* [Work instructions]:
Repeat each entry exactly and drop the pictures.

□ □ □

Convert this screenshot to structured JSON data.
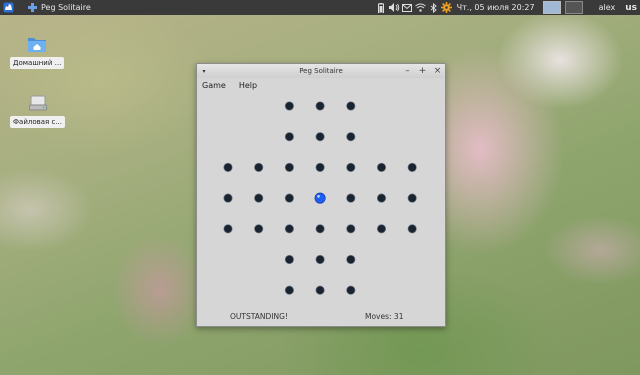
{
  "panel": {
    "task_title": "Peg Solitaire",
    "clock": "Чт., 05 июля  20:27",
    "user": "alex",
    "language": "us",
    "tray_icons": [
      "battery-icon",
      "volume-icon",
      "mail-icon",
      "wifi-icon",
      "bluetooth-icon",
      "settings-gear-icon"
    ]
  },
  "desktop": {
    "icons": [
      {
        "label": "Домашний ...",
        "icon": "home-folder-icon"
      },
      {
        "label": "Файловая с...",
        "icon": "drive-icon"
      }
    ]
  },
  "window": {
    "title": "Peg Solitaire",
    "menu": [
      "Game",
      "Help"
    ],
    "status": "OUTSTANDING!",
    "moves": "Moves: 31"
  },
  "board": {
    "layout": "english-cross",
    "holes": [
      "..ooo..",
      "..ooo..",
      "ooooooo",
      "oooPooo",
      "ooooooo",
      "..ooo..",
      "..ooo.."
    ],
    "hole_color": "#1a2430",
    "peg_color": "#1e5ef5"
  },
  "colors": {
    "panel_bg": "#3a3a3a",
    "window_bg": "#d6d6d6"
  }
}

□ □ □

* [Right answer]:
Convert this screenshot to structured JSON data.
{
  "panel": {
    "task_title": "Peg Solitaire",
    "clock": "Чт., 05 июля  20:27",
    "user": "alex",
    "language": "us",
    "tray_icons": [
      "battery-icon",
      "volume-icon",
      "mail-icon",
      "wifi-icon",
      "bluetooth-icon",
      "settings-gear-icon"
    ]
  },
  "desktop": {
    "icons": [
      {
        "label": "Домашний ...",
        "icon": "home-folder-icon"
      },
      {
        "label": "Файловая с...",
        "icon": "drive-icon"
      }
    ]
  },
  "window": {
    "title": "Peg Solitaire",
    "menu": [
      "Game",
      "Help"
    ],
    "status": "OUTSTANDING!",
    "moves": "Moves: 31"
  },
  "board": {
    "layout": "english-cross",
    "holes": [
      "..ooo..",
      "..ooo..",
      "ooooooo",
      "oooPooo",
      "ooooooo",
      "..ooo..",
      "..ooo.."
    ],
    "hole_color": "#1a2430",
    "peg_color": "#1e5ef5"
  },
  "colors": {
    "panel_bg": "#3a3a3a",
    "window_bg": "#d6d6d6"
  }
}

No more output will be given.